SHORT TASK =
Check every line of the material below for the string "Report", and return the ones that have it.

Data entries for graphics

· · · · ·

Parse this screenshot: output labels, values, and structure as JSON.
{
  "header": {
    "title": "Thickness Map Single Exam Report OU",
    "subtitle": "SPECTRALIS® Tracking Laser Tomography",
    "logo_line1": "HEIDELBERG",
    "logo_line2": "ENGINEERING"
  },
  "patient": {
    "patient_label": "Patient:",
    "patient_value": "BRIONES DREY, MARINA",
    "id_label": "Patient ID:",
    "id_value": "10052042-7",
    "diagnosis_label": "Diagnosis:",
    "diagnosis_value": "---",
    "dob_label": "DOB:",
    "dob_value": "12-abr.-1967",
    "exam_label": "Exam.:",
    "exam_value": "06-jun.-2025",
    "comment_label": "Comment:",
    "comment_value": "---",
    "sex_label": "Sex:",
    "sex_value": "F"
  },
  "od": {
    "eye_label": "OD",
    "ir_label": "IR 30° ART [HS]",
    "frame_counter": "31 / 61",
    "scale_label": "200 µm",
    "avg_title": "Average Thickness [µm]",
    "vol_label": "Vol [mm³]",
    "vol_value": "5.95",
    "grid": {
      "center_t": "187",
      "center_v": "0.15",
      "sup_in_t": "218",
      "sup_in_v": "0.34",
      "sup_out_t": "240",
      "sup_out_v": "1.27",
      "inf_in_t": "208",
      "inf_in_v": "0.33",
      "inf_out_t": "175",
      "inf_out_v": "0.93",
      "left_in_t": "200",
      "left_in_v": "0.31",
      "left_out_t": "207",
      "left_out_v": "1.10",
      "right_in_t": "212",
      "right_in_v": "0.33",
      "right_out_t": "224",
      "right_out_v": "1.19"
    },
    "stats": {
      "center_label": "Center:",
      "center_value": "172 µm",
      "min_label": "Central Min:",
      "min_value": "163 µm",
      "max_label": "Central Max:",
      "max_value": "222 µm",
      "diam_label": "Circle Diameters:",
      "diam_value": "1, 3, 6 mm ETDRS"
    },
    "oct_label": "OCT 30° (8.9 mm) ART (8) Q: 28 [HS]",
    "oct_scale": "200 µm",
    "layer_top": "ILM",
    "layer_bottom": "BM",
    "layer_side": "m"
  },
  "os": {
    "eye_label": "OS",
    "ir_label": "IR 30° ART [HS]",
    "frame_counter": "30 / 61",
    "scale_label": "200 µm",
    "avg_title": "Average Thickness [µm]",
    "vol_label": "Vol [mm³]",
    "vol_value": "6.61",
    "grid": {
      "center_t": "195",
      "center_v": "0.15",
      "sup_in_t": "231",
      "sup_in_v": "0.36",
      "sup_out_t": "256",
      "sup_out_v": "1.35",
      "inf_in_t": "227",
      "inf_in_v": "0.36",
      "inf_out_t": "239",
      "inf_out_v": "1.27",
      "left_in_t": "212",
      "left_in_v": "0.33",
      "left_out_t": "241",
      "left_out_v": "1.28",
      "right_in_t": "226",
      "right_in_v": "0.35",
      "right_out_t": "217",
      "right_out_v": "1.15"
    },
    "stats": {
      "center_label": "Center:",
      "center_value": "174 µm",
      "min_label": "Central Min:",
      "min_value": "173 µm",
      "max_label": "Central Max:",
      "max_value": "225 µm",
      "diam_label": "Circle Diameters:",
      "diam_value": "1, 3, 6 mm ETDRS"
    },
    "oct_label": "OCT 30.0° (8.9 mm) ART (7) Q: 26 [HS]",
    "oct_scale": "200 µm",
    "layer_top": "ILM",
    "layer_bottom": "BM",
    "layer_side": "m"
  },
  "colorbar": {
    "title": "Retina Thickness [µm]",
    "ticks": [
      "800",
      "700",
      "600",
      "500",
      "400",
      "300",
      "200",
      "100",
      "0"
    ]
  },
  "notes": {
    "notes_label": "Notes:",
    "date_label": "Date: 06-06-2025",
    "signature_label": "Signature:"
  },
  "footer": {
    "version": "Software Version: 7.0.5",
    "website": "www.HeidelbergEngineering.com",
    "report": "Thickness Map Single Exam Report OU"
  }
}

· · · · ·

TASK ANSWER =
    "title": "Thickness Map Single Exam Report OU",
    "report": "Thickness Map Single Exam Report OU"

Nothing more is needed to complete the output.